Description of the task:
Extract each line where the string "在乙方收到上述内容的东西且验证完毕后" shows up.

====== Given records

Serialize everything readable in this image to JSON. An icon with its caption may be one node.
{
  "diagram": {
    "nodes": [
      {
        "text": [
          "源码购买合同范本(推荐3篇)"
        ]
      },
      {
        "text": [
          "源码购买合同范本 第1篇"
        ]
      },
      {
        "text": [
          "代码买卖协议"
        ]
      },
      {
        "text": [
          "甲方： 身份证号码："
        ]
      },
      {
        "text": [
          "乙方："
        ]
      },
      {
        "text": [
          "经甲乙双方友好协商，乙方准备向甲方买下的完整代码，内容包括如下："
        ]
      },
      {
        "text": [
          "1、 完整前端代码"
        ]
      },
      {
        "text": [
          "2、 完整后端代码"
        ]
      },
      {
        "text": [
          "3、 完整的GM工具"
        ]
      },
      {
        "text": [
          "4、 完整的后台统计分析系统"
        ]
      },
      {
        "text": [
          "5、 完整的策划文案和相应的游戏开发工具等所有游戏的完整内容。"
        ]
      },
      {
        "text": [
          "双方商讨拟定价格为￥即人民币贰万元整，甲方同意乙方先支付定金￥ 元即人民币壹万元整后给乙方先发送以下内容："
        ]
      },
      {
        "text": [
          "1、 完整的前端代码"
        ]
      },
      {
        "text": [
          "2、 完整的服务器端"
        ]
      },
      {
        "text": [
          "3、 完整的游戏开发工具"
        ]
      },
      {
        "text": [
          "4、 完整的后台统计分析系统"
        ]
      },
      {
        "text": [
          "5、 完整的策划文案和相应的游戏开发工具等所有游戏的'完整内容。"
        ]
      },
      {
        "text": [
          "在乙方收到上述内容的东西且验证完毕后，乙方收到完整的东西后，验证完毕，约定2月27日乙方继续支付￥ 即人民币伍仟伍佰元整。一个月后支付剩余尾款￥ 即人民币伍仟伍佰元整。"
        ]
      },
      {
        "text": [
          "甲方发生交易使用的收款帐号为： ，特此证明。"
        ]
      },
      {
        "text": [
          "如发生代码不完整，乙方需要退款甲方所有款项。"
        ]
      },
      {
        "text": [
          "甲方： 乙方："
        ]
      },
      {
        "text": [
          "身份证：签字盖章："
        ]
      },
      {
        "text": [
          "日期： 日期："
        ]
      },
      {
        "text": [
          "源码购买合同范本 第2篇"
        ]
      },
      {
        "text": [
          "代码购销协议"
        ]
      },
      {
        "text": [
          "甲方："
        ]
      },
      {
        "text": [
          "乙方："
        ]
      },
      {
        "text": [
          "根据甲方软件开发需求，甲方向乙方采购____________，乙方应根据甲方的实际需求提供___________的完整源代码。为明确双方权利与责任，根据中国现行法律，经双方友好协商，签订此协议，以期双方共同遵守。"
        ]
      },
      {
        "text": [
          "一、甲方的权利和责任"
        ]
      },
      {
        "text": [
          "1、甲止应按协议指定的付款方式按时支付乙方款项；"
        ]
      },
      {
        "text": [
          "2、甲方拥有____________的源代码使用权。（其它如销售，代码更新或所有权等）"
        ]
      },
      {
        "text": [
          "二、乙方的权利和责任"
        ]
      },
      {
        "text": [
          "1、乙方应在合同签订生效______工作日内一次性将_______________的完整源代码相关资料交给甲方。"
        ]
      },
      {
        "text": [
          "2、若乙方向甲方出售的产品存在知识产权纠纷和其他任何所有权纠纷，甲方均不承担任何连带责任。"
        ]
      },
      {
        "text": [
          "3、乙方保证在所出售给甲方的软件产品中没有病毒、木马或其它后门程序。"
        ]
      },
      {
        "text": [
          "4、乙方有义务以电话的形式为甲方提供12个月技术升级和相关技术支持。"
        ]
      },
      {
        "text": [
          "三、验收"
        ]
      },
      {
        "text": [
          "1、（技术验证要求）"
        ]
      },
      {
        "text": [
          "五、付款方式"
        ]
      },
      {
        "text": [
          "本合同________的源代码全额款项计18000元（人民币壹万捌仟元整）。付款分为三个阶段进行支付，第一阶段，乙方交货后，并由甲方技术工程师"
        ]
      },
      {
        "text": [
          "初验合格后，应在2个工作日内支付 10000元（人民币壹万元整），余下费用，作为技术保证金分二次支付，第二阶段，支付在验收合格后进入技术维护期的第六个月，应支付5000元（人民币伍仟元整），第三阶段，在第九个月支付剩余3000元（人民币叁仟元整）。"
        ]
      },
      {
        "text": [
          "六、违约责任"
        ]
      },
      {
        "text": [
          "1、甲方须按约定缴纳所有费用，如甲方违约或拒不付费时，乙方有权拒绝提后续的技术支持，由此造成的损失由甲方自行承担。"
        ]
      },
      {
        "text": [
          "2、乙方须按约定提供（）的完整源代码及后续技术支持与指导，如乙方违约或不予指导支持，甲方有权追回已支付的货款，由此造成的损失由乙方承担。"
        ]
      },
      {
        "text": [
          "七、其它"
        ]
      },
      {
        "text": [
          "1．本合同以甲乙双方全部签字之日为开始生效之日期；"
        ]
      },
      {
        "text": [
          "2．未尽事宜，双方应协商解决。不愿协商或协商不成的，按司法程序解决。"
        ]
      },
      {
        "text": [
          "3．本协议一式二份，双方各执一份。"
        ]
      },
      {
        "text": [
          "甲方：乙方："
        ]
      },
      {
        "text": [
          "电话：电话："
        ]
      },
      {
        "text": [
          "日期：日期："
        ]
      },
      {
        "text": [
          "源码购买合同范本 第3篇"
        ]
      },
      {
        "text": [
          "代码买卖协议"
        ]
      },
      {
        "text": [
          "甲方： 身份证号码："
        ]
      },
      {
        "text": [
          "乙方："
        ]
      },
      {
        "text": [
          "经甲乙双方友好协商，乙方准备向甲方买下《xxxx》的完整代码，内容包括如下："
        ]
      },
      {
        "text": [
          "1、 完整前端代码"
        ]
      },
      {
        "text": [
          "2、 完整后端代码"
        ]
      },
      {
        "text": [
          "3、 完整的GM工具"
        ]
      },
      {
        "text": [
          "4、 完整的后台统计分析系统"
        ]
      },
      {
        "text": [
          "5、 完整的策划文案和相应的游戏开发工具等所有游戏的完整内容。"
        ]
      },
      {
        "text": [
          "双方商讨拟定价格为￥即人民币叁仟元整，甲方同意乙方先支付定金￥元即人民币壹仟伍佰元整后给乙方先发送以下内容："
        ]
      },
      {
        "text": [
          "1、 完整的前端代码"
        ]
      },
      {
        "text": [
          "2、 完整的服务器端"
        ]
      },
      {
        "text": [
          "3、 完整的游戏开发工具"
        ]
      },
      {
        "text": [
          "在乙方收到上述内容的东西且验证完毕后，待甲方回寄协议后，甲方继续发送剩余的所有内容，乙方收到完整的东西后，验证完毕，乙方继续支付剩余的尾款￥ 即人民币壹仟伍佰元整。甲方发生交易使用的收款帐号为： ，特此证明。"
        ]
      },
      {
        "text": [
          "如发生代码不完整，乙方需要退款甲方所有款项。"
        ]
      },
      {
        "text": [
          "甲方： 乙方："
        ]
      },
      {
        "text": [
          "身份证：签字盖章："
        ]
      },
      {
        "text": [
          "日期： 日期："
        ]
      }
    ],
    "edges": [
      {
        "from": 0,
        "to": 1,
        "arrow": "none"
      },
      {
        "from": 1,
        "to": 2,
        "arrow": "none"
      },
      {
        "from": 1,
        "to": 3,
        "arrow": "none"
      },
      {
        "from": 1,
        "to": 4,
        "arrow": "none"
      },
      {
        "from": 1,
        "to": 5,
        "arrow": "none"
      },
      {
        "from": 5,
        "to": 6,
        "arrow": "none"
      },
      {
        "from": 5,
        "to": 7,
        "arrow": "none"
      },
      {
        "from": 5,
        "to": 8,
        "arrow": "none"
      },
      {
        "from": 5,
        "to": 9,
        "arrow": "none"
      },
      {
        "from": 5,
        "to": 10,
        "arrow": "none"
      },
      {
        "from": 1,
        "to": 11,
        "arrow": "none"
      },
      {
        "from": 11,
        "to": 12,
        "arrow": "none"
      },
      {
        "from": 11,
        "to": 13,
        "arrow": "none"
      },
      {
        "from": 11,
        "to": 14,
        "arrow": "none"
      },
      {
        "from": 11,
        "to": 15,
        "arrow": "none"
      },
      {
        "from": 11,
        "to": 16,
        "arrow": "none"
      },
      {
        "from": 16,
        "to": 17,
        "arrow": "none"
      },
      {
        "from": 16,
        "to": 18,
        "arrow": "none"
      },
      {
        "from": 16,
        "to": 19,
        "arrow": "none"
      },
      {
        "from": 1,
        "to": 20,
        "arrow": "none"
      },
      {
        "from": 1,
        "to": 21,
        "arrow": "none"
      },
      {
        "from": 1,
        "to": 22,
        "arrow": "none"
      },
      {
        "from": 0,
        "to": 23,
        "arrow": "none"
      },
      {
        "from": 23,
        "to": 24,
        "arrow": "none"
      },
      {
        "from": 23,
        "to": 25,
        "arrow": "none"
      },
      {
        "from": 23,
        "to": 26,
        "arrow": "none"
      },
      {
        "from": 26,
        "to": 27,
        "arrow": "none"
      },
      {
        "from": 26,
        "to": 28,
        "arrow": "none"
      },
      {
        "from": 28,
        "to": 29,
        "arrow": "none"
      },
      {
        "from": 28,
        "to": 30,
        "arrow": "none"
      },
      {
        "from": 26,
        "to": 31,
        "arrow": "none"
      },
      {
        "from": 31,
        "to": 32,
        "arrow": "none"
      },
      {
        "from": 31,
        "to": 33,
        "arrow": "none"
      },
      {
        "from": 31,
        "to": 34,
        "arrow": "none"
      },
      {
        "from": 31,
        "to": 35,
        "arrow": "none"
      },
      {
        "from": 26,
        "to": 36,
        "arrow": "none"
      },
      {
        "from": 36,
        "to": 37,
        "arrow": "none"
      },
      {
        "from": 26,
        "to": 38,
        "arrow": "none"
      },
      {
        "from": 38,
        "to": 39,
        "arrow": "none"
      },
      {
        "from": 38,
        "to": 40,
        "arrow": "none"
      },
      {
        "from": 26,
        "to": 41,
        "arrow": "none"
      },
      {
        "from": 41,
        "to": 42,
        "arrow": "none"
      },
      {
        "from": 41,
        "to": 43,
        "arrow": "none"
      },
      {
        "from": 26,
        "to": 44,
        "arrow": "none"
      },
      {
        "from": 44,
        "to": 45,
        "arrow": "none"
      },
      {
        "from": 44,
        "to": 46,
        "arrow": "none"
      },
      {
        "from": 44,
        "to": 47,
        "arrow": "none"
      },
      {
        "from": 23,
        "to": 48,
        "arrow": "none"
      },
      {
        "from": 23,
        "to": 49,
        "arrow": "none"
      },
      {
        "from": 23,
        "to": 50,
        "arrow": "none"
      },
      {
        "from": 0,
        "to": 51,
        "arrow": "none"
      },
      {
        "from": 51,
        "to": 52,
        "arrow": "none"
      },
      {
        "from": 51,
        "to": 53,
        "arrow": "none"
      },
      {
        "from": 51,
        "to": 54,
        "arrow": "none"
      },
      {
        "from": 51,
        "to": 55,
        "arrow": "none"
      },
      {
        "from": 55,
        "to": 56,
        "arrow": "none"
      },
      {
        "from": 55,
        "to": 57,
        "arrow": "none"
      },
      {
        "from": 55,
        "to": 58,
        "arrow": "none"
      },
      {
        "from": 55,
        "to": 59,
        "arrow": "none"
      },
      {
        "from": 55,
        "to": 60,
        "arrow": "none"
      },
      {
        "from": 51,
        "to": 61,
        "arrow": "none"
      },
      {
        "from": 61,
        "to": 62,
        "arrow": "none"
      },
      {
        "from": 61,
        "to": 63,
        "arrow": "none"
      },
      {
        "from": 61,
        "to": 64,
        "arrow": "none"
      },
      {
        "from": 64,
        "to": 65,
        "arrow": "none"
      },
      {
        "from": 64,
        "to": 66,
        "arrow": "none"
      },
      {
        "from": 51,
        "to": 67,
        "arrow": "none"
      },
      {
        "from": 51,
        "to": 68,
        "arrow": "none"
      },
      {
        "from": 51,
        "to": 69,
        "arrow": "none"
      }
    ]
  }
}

============

Solved problem:
          "在乙方收到上述内容的东西且验证完毕后，乙方收到完整的东西后，验证完毕，约定2月27日乙方继续支付￥ 即人民币伍仟伍佰元整。一个月后支付剩余尾款￥ 即人民币伍仟伍佰元整。"
          "在乙方收到上述内容的东西且验证完毕后，待甲方回寄协议后，甲方继续发送剩余的所有内容，乙方收到完整的东西后，验证完毕，乙方继续支付剩余的尾款￥ 即人民币壹仟伍佰元整。甲方发生交易使用的收款帐号为： ，特此证明。"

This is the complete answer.